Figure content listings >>

____________________

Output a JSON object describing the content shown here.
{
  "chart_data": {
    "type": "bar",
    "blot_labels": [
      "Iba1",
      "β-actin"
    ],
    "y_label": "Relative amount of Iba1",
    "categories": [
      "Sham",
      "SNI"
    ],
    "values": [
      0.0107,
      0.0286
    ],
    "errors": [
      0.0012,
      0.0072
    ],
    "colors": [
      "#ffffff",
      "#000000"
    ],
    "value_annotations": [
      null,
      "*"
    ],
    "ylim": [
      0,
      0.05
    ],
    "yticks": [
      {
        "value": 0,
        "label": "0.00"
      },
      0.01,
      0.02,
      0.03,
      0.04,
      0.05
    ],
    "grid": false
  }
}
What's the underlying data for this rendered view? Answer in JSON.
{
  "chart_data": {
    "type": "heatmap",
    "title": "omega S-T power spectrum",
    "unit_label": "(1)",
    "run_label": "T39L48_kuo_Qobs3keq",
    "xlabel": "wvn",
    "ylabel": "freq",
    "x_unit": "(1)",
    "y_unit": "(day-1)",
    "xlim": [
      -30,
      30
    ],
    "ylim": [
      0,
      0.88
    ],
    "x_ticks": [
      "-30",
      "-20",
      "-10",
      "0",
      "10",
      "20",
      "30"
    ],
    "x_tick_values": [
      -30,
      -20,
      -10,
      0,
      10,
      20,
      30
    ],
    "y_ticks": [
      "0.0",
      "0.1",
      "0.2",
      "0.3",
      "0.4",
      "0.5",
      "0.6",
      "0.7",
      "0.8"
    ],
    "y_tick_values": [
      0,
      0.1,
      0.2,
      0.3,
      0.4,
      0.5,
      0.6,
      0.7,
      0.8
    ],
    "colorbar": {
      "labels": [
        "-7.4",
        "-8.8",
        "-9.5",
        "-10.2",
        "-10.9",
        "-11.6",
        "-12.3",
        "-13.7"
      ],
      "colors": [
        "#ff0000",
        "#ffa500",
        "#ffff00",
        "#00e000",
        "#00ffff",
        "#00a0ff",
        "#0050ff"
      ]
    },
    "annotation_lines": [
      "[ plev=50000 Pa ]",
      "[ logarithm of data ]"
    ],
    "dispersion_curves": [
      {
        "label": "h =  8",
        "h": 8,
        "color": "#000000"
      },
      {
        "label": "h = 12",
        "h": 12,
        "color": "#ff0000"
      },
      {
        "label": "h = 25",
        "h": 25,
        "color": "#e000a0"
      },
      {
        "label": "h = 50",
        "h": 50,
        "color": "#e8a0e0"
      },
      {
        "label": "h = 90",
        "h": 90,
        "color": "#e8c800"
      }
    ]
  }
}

____________________

WHAT THIS TASK INVOLVES >> Take the entries above and copy them out exactly.

ANSWER TO THE PROBLEM >>
Output a JSON object describing the content shown here.
{
  "chart_data": {
    "type": "bar",
    "blot_labels": [
      "Iba1",
      "β-actin"
    ],
    "y_label": "Relative amount of Iba1",
    "categories": [
      "Sham",
      "SNI"
    ],
    "values": [
      0.0107,
      0.0286
    ],
    "errors": [
      0.0012,
      0.0072
    ],
    "colors": [
      "#ffffff",
      "#000000"
    ],
    "value_annotations": [
      null,
      "*"
    ],
    "ylim": [
      0,
      0.05
    ],
    "yticks": [
      {
        "value": 0,
        "label": "0.00"
      },
      0.01,
      0.02,
      0.03,
      0.04,
      0.05
    ],
    "grid": false
  }
}
What's the underlying data for this rendered view? Answer in JSON.
{
  "chart_data": {
    "type": "heatmap",
    "title": "omega S-T power spectrum",
    "unit_label": "(1)",
    "run_label": "T39L48_kuo_Qobs3keq",
    "xlabel": "wvn",
    "ylabel": "freq",
    "x_unit": "(1)",
    "y_unit": "(day-1)",
    "xlim": [
      -30,
      30
    ],
    "ylim": [
      0,
      0.88
    ],
    "x_ticks": [
      "-30",
      "-20",
      "-10",
      "0",
      "10",
      "20",
      "30"
    ],
    "x_tick_values": [
      -30,
      -20,
      -10,
      0,
      10,
      20,
      30
    ],
    "y_ticks": [
      "0.0",
      "0.1",
      "0.2",
      "0.3",
      "0.4",
      "0.5",
      "0.6",
      "0.7",
      "0.8"
    ],
    "y_tick_values": [
      0,
      0.1,
      0.2,
      0.3,
      0.4,
      0.5,
      0.6,
      0.7,
      0.8
    ],
    "colorbar": {
      "labels": [
        "-7.4",
        "-8.8",
        "-9.5",
        "-10.2",
        "-10.9",
        "-11.6",
        "-12.3",
        "-13.7"
      ],
      "colors": [
        "#ff0000",
        "#ffa500",
        "#ffff00",
        "#00e000",
        "#00ffff",
        "#00a0ff",
        "#0050ff"
      ]
    },
    "annotation_lines": [
      "[ plev=50000 Pa ]",
      "[ logarithm of data ]"
    ],
    "dispersion_curves": [
      {
        "label": "h =  8",
        "h": 8,
        "color": "#000000"
      },
      {
        "label": "h = 12",
        "h": 12,
        "color": "#ff0000"
      },
      {
        "label": "h = 25",
        "h": 25,
        "color": "#e000a0"
      },
      {
        "label": "h = 50",
        "h": 50,
        "color": "#e8a0e0"
      },
      {
        "label": "h = 90",
        "h": 90,
        "color": "#e8c800"
      }
    ]
  }
}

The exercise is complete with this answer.